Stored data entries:
----

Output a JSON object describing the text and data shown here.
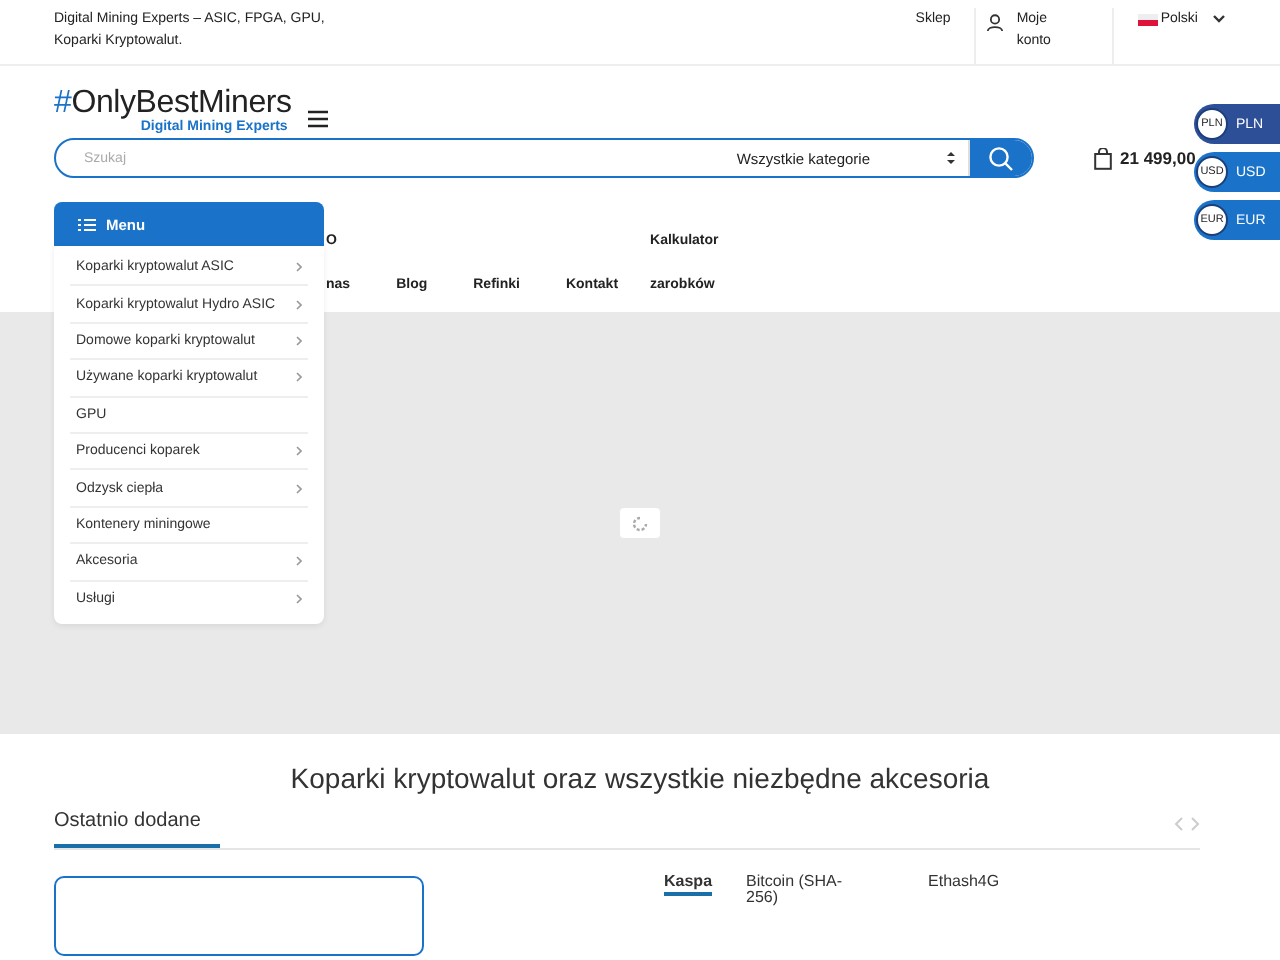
{
  "top_bar": {
    "tagline": "Digital Mining Experts – ASIC, FPGA, GPU, Koparki Kryptowalut.",
    "links": [
      {
        "label": "Sklep",
        "kind": "text"
      },
      {
        "label": "Moje konto",
        "kind": "account"
      }
    ],
    "language": "Polski"
  },
  "header": {
    "logo_hash": "#",
    "logo_name": "OnlyBestMiners",
    "logo_subtitle": "Digital Mining Experts",
    "search": {
      "placeholder": "Szukaj",
      "category": "Wszystkie kategorie"
    },
    "cart_total": "21 499,00"
  },
  "currencies": [
    {
      "code": "PLN",
      "label": "PLN",
      "selected": true
    },
    {
      "code": "USD",
      "label": "USD",
      "selected": false
    },
    {
      "code": "EUR",
      "label": "EUR",
      "selected": false
    }
  ],
  "menu": {
    "label": "Menu",
    "items": [
      {
        "label": "Koparki kryptowalut ASIC",
        "has_children": true
      },
      {
        "label": "Koparki kryptowalut Hydro ASIC",
        "has_children": true
      },
      {
        "label": "Domowe koparki kryptowalut",
        "has_children": true
      },
      {
        "label": "Używane koparki kryptowalut",
        "has_children": true
      },
      {
        "label": "GPU",
        "has_children": false
      },
      {
        "label": "Producenci koparek",
        "has_children": true
      },
      {
        "label": "Odzysk ciepła",
        "has_children": true
      },
      {
        "label": "Kontenery miningowe",
        "has_children": false
      },
      {
        "label": "Akcesoria",
        "has_children": true
      },
      {
        "label": "Usługi",
        "has_children": true
      }
    ]
  },
  "nav": [
    "O nas",
    "Blog",
    "Refinki",
    "Kontakt",
    "Kalkulator zarobków"
  ],
  "section": {
    "title": "Koparki kryptowalut oraz wszystkie niezbędne akcesoria",
    "tabs": [
      {
        "label": "Ostatnio dodane",
        "selected": true
      }
    ],
    "algo_tabs": [
      {
        "label": "Kaspa",
        "selected": true
      },
      {
        "label": "Bitcoin (SHA-256)",
        "selected": false
      },
      {
        "label": "Ethash4G",
        "selected": false
      }
    ]
  }
}
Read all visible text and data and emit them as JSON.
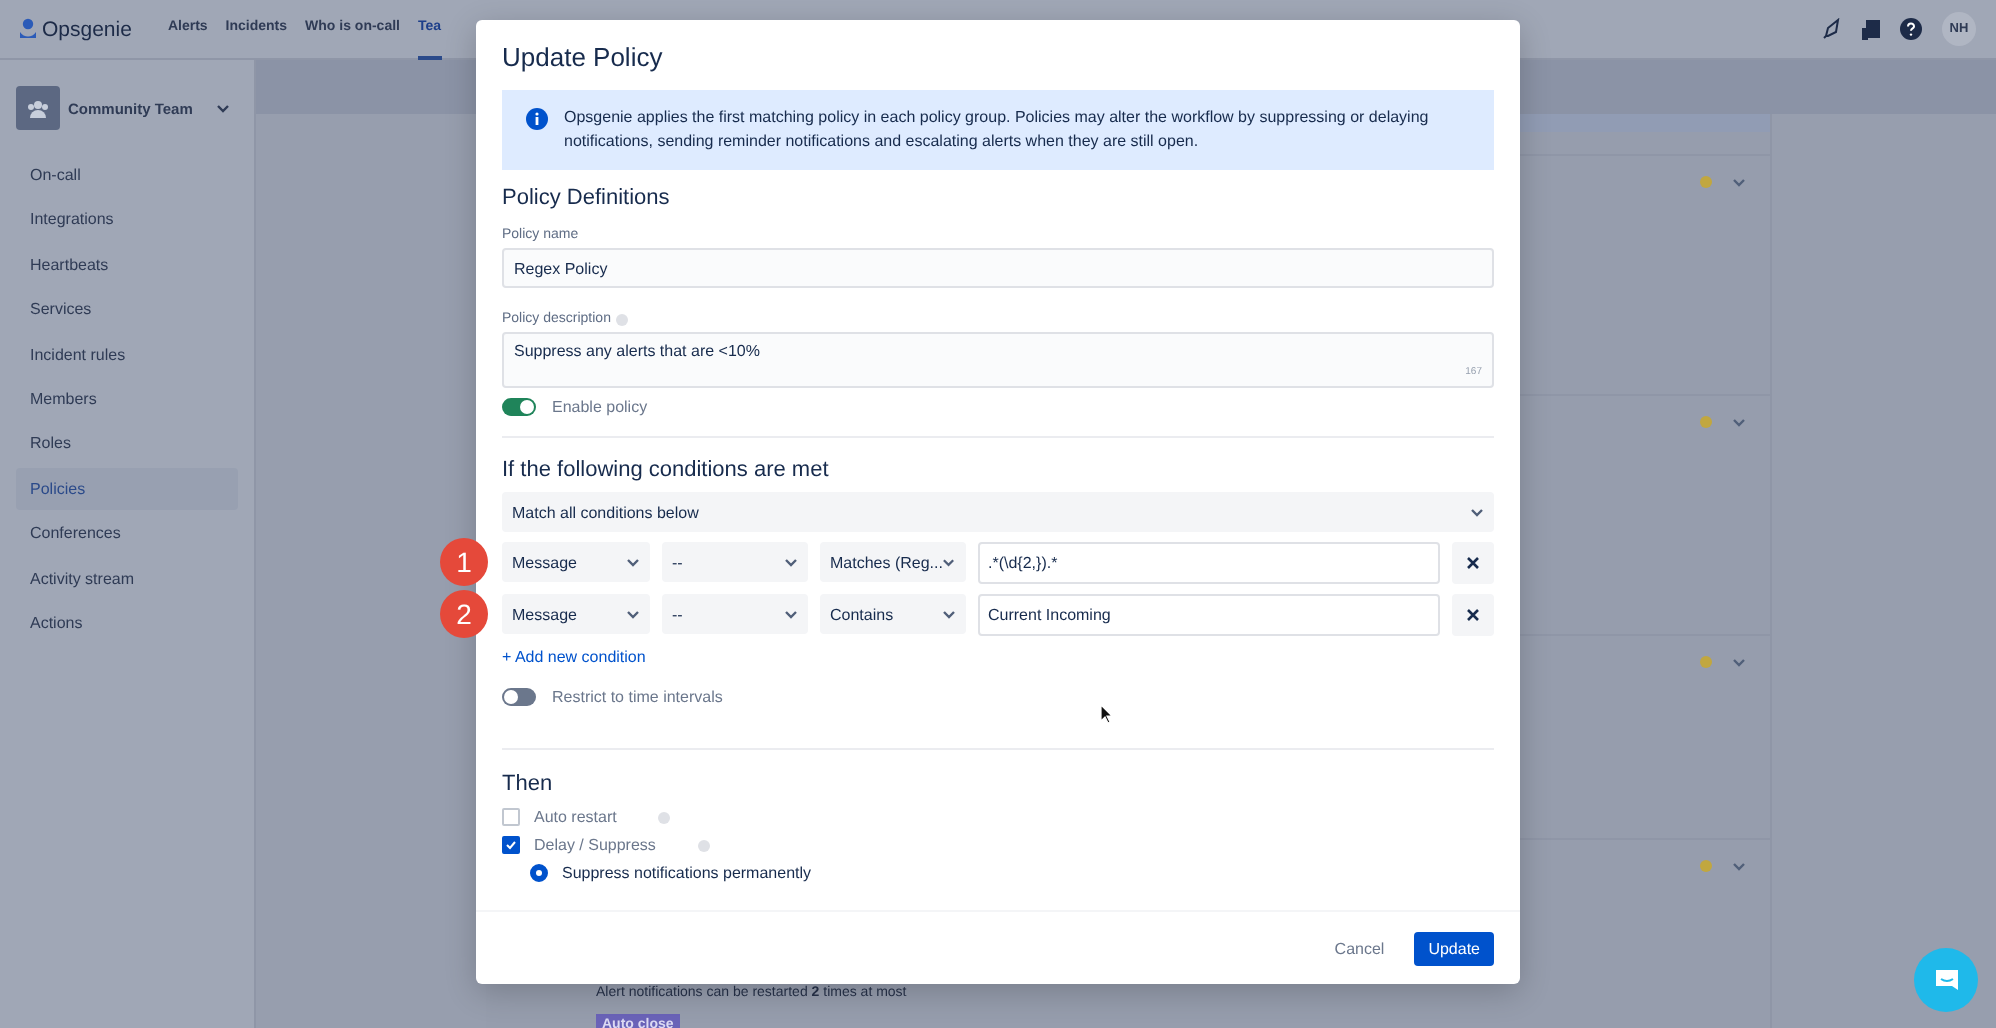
{
  "top_nav": {
    "logo": "Opsgenie",
    "items": [
      {
        "label": "Alerts",
        "selected": false
      },
      {
        "label": "Incidents",
        "selected": false
      },
      {
        "label": "Who is on-call",
        "selected": false
      },
      {
        "label": "Tea",
        "selected": true
      }
    ],
    "avatar": "NH"
  },
  "sidebar": {
    "team": "Community Team",
    "items": [
      {
        "label": "On-call",
        "selected": false
      },
      {
        "label": "Integrations",
        "selected": false
      },
      {
        "label": "Heartbeats",
        "selected": false
      },
      {
        "label": "Services",
        "selected": false
      },
      {
        "label": "Incident rules",
        "selected": false
      },
      {
        "label": "Members",
        "selected": false
      },
      {
        "label": "Roles",
        "selected": false
      },
      {
        "label": "Policies",
        "selected": true
      },
      {
        "label": "Conferences",
        "selected": false
      },
      {
        "label": "Activity stream",
        "selected": false
      },
      {
        "label": "Actions",
        "selected": false
      }
    ]
  },
  "policy_cards": [
    {
      "expanded": false
    },
    {
      "expanded": false
    },
    {
      "expanded": false
    },
    {
      "expanded": false,
      "note": "Alert notifications can be restarted **2** times at most",
      "tag": "Auto close"
    }
  ],
  "modal": {
    "title": "Update Policy",
    "info": "Opsgenie applies the first matching policy in each policy group. Policies may alter the workflow by suppressing or delaying notifications, sending reminder notifications and escalating alerts when they are still open.",
    "section_title": "Policy Definitions",
    "name_label": "Policy name",
    "name_value": "Regex Policy",
    "description_label": "Policy description",
    "description_value": "Suppress any alerts that are <10%",
    "char_count": "167",
    "enable": {
      "label": "Enable policy",
      "on": true
    },
    "conditions_title": "If the following conditions are met",
    "match": "Match all conditions below",
    "conditions": [
      {
        "marker": "1",
        "field": "Message",
        "sub_field": "--",
        "operator": "Matches (Reg...",
        "value": ".*(\\d{2,}).*"
      },
      {
        "marker": "2",
        "field": "Message",
        "sub_field": "--",
        "operator": "Contains",
        "value": "Current Incoming"
      }
    ],
    "add_condition": "+ Add new condition",
    "restrict": {
      "label": "Restrict to time intervals",
      "on": false
    },
    "then_title": "Then",
    "actions": [
      {
        "kind": "checkbox",
        "label": "Auto restart",
        "checked": false,
        "help": true
      },
      {
        "kind": "checkbox",
        "label": "Delay / Suppress",
        "checked": true,
        "help": true
      },
      {
        "kind": "radio",
        "label": "Suppress notifications permanently",
        "selected": true
      }
    ],
    "cancel": "Cancel",
    "update": "Update"
  }
}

----

(EXERCISE):
Copy out all the records exactly, excluding pictures.

(RESPONSE TO THIS TASK):
Output a JSON object describing the text and data shown here.
{
  "top_bar": {
    "tagline": "Digital Mining Experts – ASIC, FPGA, GPU, Koparki Kryptowalut.",
    "links": [
      {
        "label": "Sklep",
        "kind": "text"
      },
      {
        "label": "Moje konto",
        "kind": "account"
      }
    ],
    "language": "Polski"
  },
  "header": {
    "logo_hash": "#",
    "logo_name": "OnlyBestMiners",
    "logo_subtitle": "Digital Mining Experts",
    "search": {
      "placeholder": "Szukaj",
      "category": "Wszystkie kategorie"
    },
    "cart_total": "21 499,00"
  },
  "currencies": [
    {
      "code": "PLN",
      "label": "PLN",
      "selected": true
    },
    {
      "code": "USD",
      "label": "USD",
      "selected": false
    },
    {
      "code": "EUR",
      "label": "EUR",
      "selected": false
    }
  ],
  "menu": {
    "label": "Menu",
    "items": [
      {
        "label": "Koparki kryptowalut ASIC",
        "has_children": true
      },
      {
        "label": "Koparki kryptowalut Hydro ASIC",
        "has_children": true
      },
      {
        "label": "Domowe koparki kryptowalut",
        "has_children": true
      },
      {
        "label": "Używane koparki kryptowalut",
        "has_children": true
      },
      {
        "label": "GPU",
        "has_children": false
      },
      {
        "label": "Producenci koparek",
        "has_children": true
      },
      {
        "label": "Odzysk ciepła",
        "has_children": true
      },
      {
        "label": "Kontenery miningowe",
        "has_children": false
      },
      {
        "label": "Akcesoria",
        "has_children": true
      },
      {
        "label": "Usługi",
        "has_children": true
      }
    ]
  },
  "nav": [
    "O nas",
    "Blog",
    "Refinki",
    "Kontakt",
    "Kalkulator zarobków"
  ],
  "section": {
    "title": "Koparki kryptowalut oraz wszystkie niezbędne akcesoria",
    "tabs": [
      {
        "label": "Ostatnio dodane",
        "selected": true
      }
    ],
    "algo_tabs": [
      {
        "label": "Kaspa",
        "selected": true
      },
      {
        "label": "Bitcoin (SHA-256)",
        "selected": false
      },
      {
        "label": "Ethash4G",
        "selected": false
      }
    ]
  }
}
Read all visible text and data and emit them as JSON.
{
  "top_nav": {
    "logo": "Opsgenie",
    "items": [
      {
        "label": "Alerts",
        "selected": false
      },
      {
        "label": "Incidents",
        "selected": false
      },
      {
        "label": "Who is on-call",
        "selected": false
      },
      {
        "label": "Tea",
        "selected": true
      }
    ],
    "avatar": "NH"
  },
  "sidebar": {
    "team": "Community Team",
    "items": [
      {
        "label": "On-call",
        "selected": false
      },
      {
        "label": "Integrations",
        "selected": false
      },
      {
        "label": "Heartbeats",
        "selected": false
      },
      {
        "label": "Services",
        "selected": false
      },
      {
        "label": "Incident rules",
        "selected": false
      },
      {
        "label": "Members",
        "selected": false
      },
      {
        "label": "Roles",
        "selected": false
      },
      {
        "label": "Policies",
        "selected": true
      },
      {
        "label": "Conferences",
        "selected": false
      },
      {
        "label": "Activity stream",
        "selected": false
      },
      {
        "label": "Actions",
        "selected": false
      }
    ]
  },
  "policy_cards": [
    {
      "expanded": false
    },
    {
      "expanded": false
    },
    {
      "expanded": false
    },
    {
      "expanded": false,
      "note": "Alert notifications can be restarted **2** times at most",
      "tag": "Auto close"
    }
  ],
  "modal": {
    "title": "Update Policy",
    "info": "Opsgenie applies the first matching policy in each policy group. Policies may alter the workflow by suppressing or delaying notifications, sending reminder notifications and escalating alerts when they are still open.",
    "section_title": "Policy Definitions",
    "name_label": "Policy name",
    "name_value": "Regex Policy",
    "description_label": "Policy description",
    "description_value": "Suppress any alerts that are <10%",
    "char_count": "167",
    "enable": {
      "label": "Enable policy",
      "on": true
    },
    "conditions_title": "If the following conditions are met",
    "match": "Match all conditions below",
    "conditions": [
      {
        "marker": "1",
        "field": "Message",
        "sub_field": "--",
        "operator": "Matches (Reg...",
        "value": ".*(\\d{2,}).*"
      },
      {
        "marker": "2",
        "field": "Message",
        "sub_field": "--",
        "operator": "Contains",
        "value": "Current Incoming"
      }
    ],
    "add_condition": "+ Add new condition",
    "restrict": {
      "label": "Restrict to time intervals",
      "on": false
    },
    "then_title": "Then",
    "actions": [
      {
        "kind": "checkbox",
        "label": "Auto restart",
        "checked": false,
        "help": true
      },
      {
        "kind": "checkbox",
        "label": "Delay / Suppress",
        "checked": true,
        "help": true
      },
      {
        "kind": "radio",
        "label": "Suppress notifications permanently",
        "selected": true
      }
    ],
    "cancel": "Cancel",
    "update": "Update"
  }
}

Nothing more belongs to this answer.